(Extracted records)

::::

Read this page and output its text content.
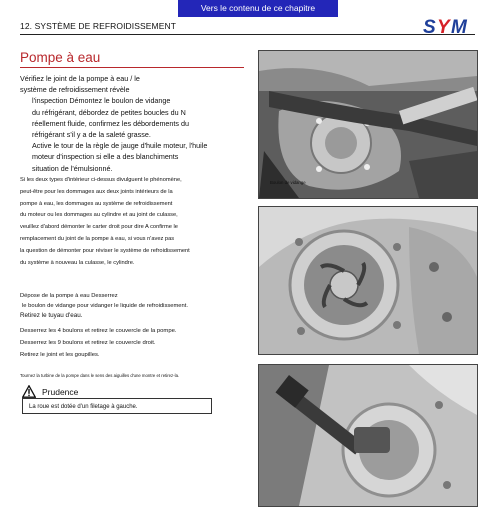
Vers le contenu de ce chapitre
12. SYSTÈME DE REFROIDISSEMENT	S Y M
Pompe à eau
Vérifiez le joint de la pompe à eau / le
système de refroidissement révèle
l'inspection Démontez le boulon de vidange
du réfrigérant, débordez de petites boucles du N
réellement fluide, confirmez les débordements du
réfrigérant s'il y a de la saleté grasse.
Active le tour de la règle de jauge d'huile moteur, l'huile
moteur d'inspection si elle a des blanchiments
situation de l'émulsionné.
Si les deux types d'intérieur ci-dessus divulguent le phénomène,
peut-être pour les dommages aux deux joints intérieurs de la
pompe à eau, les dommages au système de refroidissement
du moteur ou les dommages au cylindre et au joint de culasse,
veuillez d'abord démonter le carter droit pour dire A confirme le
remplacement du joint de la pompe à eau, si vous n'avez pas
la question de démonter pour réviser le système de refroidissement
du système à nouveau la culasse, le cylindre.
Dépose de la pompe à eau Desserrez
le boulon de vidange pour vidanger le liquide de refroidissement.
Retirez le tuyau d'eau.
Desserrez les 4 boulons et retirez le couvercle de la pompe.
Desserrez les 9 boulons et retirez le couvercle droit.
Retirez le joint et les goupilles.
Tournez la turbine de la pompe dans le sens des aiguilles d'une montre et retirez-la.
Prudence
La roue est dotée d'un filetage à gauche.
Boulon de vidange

::::

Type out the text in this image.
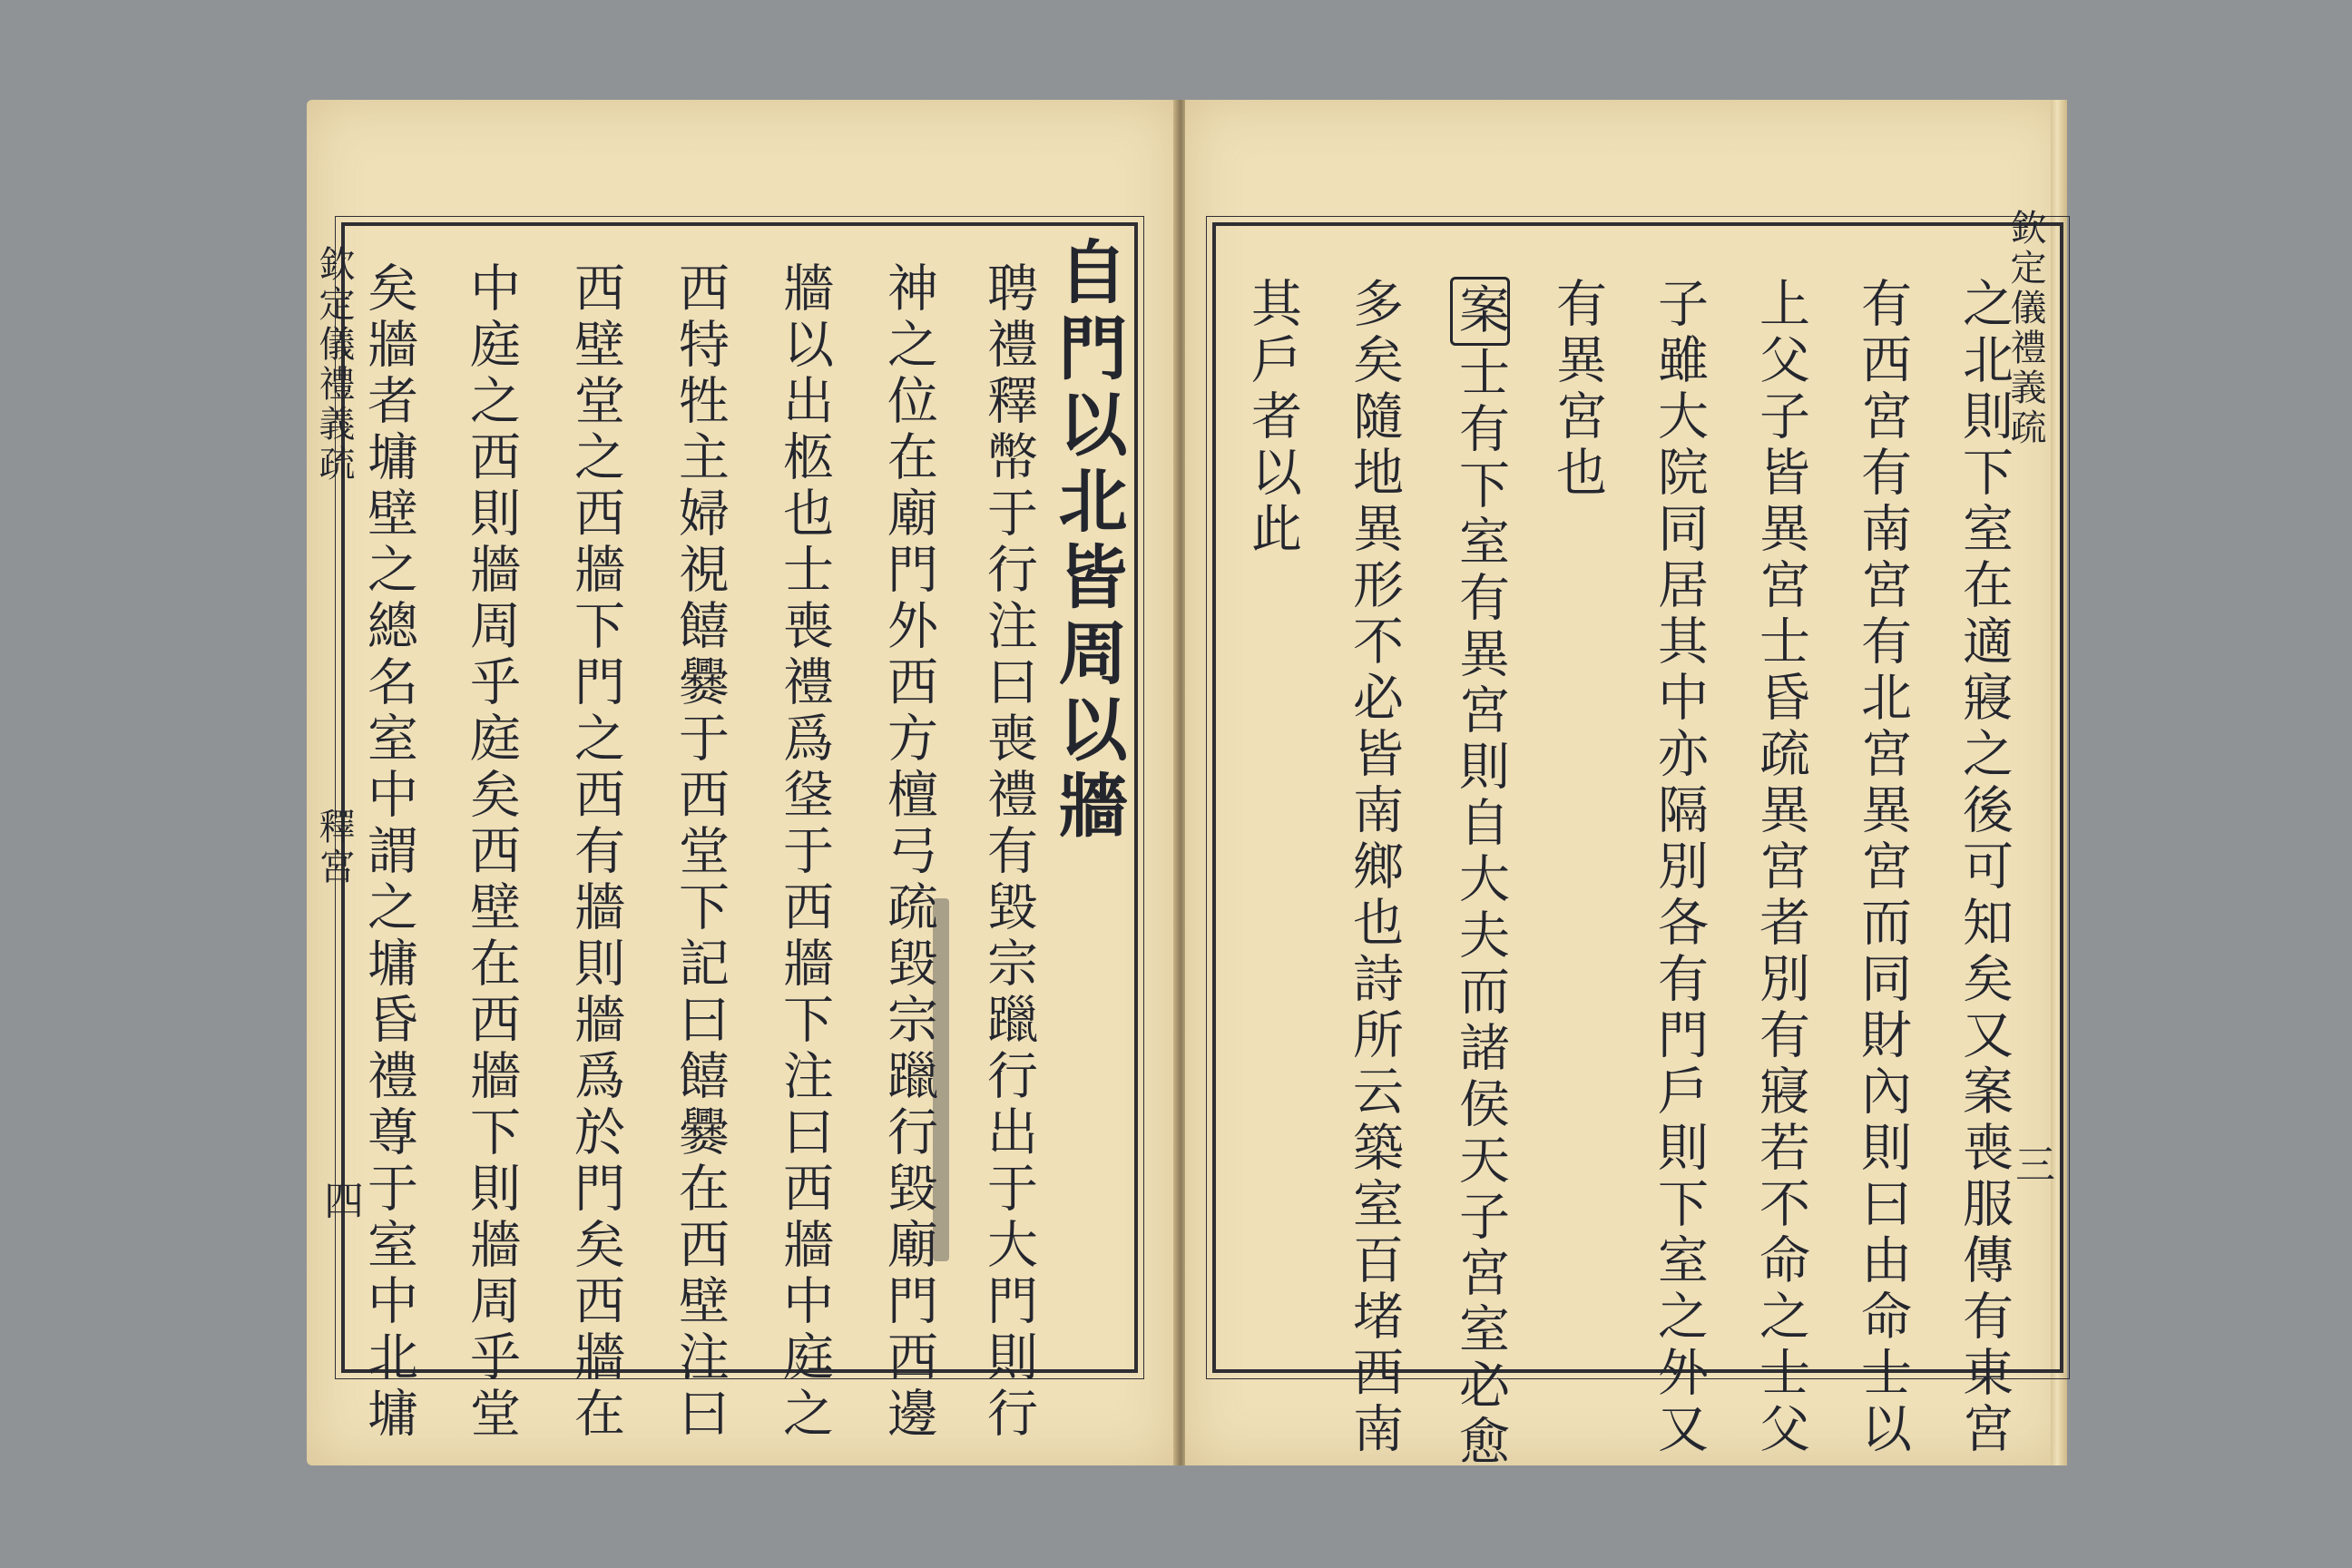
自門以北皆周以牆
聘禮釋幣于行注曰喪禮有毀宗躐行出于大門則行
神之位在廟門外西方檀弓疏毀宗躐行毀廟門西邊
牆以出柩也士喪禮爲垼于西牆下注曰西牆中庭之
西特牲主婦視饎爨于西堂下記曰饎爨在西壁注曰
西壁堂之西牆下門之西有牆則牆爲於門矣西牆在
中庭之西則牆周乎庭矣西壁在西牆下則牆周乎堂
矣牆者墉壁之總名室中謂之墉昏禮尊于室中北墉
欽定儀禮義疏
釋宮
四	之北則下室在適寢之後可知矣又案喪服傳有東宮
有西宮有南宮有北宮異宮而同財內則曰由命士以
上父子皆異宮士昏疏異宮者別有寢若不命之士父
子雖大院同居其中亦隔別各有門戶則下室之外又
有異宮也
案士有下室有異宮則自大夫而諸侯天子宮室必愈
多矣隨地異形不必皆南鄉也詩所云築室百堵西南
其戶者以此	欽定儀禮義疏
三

::::

▸ What to do: Extract every line above that contains the word "cylindre".

▸ Worked answer:
du moteur ou les dommages au cylindre et au joint de culasse,
du système à nouveau la culasse, le cylindre.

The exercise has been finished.